▶ **Source records**
┌──
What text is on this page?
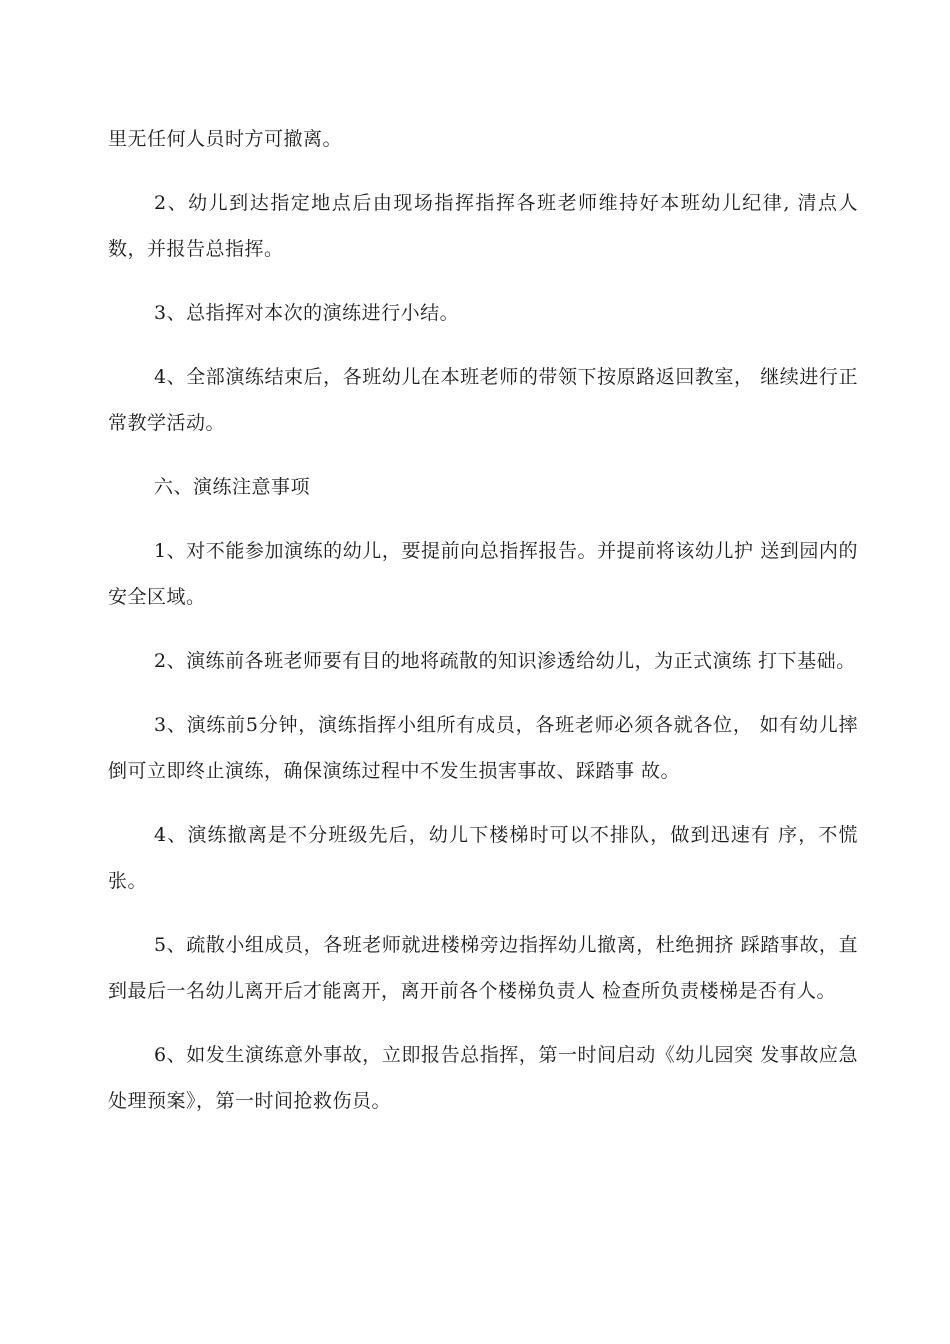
里无任何人员时方可撤离。

2、幼儿到达指定地点后由现场指挥指挥各班老师维持好本班幼儿纪律, 清点人数，并报告总指挥。

3、总指挥对本次的演练进行小结。

4、全部演练结束后，各班幼儿在本班老师的带领下按原路返回教室， 继续进行正常教学活动。

六、演练注意事项

1、对不能参加演练的幼儿，要提前向总指挥报告。并提前将该幼儿护 送到园内的安全区域。

2、演练前各班老师要有目的地将疏散的知识渗透给幼儿，为正式演练 打下基础。

3、演练前5分钟，演练指挥小组所有成员，各班老师必须各就各位， 如有幼儿摔倒可立即终止演练，确保演练过程中不发生损害事故、踩踏事 故。

4、演练撤离是不分班级先后，幼儿下楼梯时可以不排队，做到迅速有 序，不慌张。

5、疏散小组成员，各班老师就进楼梯旁边指挥幼儿撤离，杜绝拥挤 踩踏事故，直到最后一名幼儿离开后才能离开，离开前各个楼梯负责人 检查所负责楼梯是否有人。

6、如发生演练意外事故，立即报告总指挥，第一时间启动《幼儿园突 发事故应急处理预案》，第一时间抢救伤员。
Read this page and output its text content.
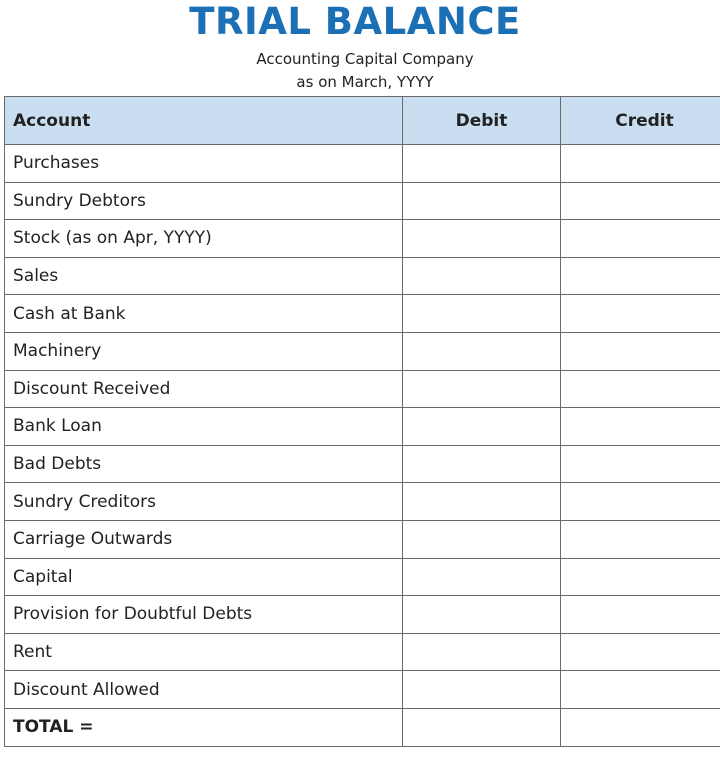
TRIAL BALANCE
Accounting Capital Company
as on March, YYYY
Account	Debit	Credit
Purchases		
Sundry Debtors		
Stock (as on Apr, YYYY)		
Sales		
Cash at Bank		
Machinery		
Discount Received		
Bank Loan		
Bad Debts		
Sundry Creditors		
Carriage Outwards		
Capital		
Provision for Doubtful Debts		
Rent		
Discount Allowed		
TOTAL =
└──
▶ **Aim of the task**
Reproduce the material above in full, exactly, with no images.

▶ **Solution**
What text is on this page?
里无任何人员时方可撤离。

2、幼儿到达指定地点后由现场指挥指挥各班老师维持好本班幼儿纪律, 清点人数，并报告总指挥。

3、总指挥对本次的演练进行小结。

4、全部演练结束后，各班幼儿在本班老师的带领下按原路返回教室， 继续进行正常教学活动。

六、演练注意事项

1、对不能参加演练的幼儿，要提前向总指挥报告。并提前将该幼儿护 送到园内的安全区域。

2、演练前各班老师要有目的地将疏散的知识渗透给幼儿，为正式演练 打下基础。

3、演练前5分钟，演练指挥小组所有成员，各班老师必须各就各位， 如有幼儿摔倒可立即终止演练，确保演练过程中不发生损害事故、踩踏事 故。

4、演练撤离是不分班级先后，幼儿下楼梯时可以不排队，做到迅速有 序，不慌张。

5、疏散小组成员，各班老师就进楼梯旁边指挥幼儿撤离，杜绝拥挤 踩踏事故，直到最后一名幼儿离开后才能离开，离开前各个楼梯负责人 检查所负责楼梯是否有人。

6、如发生演练意外事故，立即报告总指挥，第一时间启动《幼儿园突 发事故应急处理预案》，第一时间抢救伤员。
Read this page and output its text content.
TRIAL BALANCE
Accounting Capital Company
as on March, YYYY
Account	Debit	Credit
Purchases		
Sundry Debtors		
Stock (as on Apr, YYYY)		
Sales		
Cash at Bank		
Machinery		
Discount Received		
Bank Loan		
Bad Debts		
Sundry Creditors		
Carriage Outwards		
Capital		
Provision for Doubtful Debts		
Rent		
Discount Allowed		
TOTAL =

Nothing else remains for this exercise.